### Exercise instructions
Copy out the rows exactly, beginning with the first line and continuing through the line that contains "posted-date: Posted On: 08/31/2021 — [10, 622, 154, 639]".

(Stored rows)
◆ ◆ ◆ ◆ ◆

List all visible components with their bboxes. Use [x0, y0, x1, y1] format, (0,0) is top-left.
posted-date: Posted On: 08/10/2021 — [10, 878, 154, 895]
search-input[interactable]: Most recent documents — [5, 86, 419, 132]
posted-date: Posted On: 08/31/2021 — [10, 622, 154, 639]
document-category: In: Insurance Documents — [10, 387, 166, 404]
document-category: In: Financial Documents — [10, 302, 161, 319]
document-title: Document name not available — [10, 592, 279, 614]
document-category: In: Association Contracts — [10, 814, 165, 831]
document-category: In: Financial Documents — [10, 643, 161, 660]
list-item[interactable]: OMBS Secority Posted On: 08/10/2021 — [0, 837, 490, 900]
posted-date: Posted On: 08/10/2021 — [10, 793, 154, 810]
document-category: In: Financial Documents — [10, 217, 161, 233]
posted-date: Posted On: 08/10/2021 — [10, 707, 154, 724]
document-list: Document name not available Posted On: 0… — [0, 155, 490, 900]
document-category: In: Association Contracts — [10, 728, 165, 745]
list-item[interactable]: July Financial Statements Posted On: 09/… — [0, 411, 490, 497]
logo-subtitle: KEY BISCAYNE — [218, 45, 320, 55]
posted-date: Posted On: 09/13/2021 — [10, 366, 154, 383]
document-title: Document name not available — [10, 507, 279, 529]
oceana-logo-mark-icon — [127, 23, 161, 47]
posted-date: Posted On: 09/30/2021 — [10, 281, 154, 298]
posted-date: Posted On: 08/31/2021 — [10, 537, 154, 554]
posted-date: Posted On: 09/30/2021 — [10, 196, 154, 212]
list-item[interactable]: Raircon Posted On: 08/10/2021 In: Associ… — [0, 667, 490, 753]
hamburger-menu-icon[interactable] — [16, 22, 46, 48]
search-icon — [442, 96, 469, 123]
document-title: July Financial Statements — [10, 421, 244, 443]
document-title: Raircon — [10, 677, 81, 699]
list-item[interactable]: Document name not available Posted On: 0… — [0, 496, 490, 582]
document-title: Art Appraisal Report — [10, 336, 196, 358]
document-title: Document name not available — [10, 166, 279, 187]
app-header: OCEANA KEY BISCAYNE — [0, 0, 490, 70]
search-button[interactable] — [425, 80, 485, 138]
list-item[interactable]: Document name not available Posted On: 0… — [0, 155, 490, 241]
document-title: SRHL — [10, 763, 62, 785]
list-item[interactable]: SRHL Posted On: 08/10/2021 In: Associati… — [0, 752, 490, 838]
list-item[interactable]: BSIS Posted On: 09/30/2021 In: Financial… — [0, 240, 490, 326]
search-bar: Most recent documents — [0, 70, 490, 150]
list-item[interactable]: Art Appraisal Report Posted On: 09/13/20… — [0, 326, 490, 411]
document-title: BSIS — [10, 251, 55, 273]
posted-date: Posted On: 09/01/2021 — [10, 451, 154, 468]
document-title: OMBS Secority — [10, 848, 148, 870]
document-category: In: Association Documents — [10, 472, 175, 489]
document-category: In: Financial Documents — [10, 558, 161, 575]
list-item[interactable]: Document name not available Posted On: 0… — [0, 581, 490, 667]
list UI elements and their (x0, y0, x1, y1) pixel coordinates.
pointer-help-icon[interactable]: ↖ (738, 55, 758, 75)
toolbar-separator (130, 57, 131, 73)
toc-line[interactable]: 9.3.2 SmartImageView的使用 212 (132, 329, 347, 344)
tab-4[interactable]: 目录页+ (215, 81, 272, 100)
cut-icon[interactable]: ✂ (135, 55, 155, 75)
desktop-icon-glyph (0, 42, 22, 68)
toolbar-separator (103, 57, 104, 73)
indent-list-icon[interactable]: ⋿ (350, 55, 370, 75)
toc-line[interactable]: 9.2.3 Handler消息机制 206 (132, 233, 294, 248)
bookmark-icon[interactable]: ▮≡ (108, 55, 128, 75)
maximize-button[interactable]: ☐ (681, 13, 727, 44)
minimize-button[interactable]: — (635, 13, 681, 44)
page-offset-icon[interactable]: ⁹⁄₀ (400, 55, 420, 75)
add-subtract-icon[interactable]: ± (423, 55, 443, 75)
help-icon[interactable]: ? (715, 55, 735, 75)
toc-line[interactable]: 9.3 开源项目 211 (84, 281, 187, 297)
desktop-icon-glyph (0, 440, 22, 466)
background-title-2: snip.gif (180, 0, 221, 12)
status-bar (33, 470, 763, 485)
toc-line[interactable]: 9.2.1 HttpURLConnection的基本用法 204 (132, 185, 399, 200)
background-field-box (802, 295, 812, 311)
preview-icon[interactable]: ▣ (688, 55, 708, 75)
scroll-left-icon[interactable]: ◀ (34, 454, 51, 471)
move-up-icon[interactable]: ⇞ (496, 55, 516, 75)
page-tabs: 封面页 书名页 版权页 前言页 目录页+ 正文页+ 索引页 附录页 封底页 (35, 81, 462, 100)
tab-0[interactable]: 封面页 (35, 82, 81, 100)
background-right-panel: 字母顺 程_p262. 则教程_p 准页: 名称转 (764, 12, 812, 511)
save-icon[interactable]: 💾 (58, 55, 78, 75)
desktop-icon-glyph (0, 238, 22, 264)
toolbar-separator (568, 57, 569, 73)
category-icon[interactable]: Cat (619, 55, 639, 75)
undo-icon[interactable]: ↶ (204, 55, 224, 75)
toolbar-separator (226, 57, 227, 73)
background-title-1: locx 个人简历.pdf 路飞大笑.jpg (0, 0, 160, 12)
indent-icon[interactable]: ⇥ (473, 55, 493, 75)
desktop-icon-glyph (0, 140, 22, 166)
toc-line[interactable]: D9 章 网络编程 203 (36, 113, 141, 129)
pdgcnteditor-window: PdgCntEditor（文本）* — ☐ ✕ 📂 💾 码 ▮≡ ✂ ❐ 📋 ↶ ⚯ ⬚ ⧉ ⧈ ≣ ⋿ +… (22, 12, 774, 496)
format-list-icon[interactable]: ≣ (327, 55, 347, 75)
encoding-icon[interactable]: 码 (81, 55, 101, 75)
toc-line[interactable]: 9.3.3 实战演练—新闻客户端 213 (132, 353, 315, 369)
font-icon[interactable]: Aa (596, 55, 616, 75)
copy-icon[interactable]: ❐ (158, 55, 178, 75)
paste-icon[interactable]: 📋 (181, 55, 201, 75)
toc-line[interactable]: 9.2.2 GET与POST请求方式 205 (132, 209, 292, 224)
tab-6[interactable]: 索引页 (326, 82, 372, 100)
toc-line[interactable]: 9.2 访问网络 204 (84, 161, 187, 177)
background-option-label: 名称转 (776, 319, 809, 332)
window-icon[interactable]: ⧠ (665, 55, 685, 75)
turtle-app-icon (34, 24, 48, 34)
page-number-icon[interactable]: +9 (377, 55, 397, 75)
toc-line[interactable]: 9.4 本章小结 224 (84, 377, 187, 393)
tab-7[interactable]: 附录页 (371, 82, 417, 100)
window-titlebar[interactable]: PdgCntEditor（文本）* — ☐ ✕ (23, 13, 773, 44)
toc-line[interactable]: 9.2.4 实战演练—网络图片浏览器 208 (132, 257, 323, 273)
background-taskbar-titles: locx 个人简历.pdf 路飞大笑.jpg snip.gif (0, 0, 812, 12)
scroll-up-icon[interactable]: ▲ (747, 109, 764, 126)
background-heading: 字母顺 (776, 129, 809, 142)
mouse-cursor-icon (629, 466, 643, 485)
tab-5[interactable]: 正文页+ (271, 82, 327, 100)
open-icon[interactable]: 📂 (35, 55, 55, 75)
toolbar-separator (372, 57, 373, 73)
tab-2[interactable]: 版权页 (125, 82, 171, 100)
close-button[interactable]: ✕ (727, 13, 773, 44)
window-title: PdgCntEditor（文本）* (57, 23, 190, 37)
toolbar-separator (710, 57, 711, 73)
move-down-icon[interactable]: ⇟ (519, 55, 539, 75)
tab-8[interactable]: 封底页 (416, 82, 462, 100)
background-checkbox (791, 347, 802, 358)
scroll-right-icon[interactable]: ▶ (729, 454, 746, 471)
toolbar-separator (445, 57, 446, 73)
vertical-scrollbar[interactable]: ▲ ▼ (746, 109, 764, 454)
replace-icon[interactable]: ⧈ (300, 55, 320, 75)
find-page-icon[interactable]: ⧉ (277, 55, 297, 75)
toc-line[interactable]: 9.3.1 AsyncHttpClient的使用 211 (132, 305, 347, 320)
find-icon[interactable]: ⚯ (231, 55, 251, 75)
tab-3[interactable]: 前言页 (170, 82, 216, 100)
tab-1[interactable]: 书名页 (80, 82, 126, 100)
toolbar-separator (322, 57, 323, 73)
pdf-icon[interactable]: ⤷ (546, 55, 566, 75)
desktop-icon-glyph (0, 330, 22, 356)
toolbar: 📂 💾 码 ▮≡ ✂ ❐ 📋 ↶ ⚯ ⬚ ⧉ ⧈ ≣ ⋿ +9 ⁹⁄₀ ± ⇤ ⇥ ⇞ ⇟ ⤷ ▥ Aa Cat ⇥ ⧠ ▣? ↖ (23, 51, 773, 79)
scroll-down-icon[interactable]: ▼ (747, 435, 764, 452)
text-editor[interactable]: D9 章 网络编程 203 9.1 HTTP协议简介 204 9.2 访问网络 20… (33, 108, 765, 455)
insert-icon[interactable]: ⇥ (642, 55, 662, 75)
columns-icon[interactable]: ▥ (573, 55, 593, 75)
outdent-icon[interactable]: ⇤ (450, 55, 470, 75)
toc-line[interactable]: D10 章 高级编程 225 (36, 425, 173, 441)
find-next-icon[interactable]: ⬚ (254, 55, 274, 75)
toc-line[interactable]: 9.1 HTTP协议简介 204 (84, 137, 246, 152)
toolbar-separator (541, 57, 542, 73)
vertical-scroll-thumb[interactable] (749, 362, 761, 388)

◆ ◆ ◆ ◆ ◆

### The completed task
List all visible components with their bboxes. Use [x0, y0, x1, y1] format, (0,0) is top-left.
posted-date: Posted On: 08/10/2021 — [10, 878, 154, 895]
search-input[interactable]: Most recent documents — [5, 86, 419, 132]
posted-date: Posted On: 08/31/2021 — [10, 622, 154, 639]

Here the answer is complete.